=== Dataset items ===
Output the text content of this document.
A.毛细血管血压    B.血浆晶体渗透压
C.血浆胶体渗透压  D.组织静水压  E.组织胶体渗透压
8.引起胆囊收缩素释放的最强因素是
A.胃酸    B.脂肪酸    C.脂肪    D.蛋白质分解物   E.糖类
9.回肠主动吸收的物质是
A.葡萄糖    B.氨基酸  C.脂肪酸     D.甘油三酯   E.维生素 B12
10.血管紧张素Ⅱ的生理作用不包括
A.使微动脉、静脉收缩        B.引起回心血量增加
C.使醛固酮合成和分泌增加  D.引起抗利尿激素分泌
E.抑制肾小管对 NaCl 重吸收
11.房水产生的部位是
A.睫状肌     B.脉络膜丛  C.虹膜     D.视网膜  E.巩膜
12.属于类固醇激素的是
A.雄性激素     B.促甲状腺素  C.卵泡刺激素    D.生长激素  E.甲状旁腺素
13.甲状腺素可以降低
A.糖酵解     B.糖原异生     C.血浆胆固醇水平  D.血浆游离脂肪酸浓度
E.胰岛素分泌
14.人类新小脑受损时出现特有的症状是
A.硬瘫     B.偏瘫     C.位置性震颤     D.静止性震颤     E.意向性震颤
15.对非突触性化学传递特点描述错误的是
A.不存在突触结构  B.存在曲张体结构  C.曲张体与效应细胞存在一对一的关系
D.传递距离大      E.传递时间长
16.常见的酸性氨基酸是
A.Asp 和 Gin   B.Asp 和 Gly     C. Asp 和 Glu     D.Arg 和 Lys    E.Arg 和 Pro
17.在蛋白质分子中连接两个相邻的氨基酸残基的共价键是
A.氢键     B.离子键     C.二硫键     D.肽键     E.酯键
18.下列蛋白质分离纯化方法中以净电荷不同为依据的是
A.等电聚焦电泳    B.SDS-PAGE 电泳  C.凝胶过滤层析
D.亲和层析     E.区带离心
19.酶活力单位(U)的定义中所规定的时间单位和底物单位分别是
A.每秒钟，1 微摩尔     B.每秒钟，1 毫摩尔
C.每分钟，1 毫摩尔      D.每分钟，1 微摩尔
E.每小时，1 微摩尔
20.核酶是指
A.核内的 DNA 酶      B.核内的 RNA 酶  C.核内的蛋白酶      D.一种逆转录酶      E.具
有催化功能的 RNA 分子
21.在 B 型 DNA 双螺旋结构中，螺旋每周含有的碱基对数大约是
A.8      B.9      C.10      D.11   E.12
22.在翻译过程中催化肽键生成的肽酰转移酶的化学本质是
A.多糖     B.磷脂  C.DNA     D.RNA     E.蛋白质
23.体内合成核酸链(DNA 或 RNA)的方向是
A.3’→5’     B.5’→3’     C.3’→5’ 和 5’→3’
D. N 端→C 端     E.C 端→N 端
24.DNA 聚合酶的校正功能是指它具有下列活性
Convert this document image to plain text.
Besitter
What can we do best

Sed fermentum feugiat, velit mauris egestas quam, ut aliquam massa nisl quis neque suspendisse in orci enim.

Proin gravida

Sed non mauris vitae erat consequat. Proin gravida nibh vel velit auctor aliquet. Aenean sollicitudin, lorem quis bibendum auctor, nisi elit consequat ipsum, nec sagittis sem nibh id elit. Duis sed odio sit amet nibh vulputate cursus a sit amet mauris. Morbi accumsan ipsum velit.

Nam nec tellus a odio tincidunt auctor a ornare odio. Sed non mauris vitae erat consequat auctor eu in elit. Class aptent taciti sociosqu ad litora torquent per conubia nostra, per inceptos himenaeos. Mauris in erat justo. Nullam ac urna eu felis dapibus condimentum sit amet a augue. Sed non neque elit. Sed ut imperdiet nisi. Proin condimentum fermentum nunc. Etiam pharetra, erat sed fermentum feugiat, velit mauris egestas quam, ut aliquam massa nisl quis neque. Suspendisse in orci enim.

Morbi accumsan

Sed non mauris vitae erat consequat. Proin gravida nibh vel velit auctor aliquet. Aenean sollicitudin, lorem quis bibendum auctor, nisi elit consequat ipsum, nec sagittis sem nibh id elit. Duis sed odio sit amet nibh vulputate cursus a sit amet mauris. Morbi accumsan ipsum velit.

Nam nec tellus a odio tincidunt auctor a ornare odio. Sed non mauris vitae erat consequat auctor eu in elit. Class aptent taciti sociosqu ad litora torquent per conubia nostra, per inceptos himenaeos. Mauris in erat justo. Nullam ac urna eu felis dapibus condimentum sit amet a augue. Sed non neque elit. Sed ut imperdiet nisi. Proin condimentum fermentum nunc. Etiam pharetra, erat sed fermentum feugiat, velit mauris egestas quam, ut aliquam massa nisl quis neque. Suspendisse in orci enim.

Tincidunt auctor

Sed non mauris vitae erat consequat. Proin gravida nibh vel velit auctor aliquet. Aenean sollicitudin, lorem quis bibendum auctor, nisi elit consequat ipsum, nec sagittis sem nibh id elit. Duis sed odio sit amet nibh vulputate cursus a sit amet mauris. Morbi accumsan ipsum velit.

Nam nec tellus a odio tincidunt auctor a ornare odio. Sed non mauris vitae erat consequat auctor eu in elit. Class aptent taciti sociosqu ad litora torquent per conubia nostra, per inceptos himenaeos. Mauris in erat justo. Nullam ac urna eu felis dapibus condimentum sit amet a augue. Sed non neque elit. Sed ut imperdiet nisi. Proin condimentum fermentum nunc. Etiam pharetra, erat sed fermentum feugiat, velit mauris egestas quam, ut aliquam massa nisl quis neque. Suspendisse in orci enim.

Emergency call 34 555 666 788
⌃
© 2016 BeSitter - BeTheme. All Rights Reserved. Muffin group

=== Directive ===
Copy each line of the data that contains the word "this".

=== Output below ===
Output the text content of this document.
Convert this document image to plain text.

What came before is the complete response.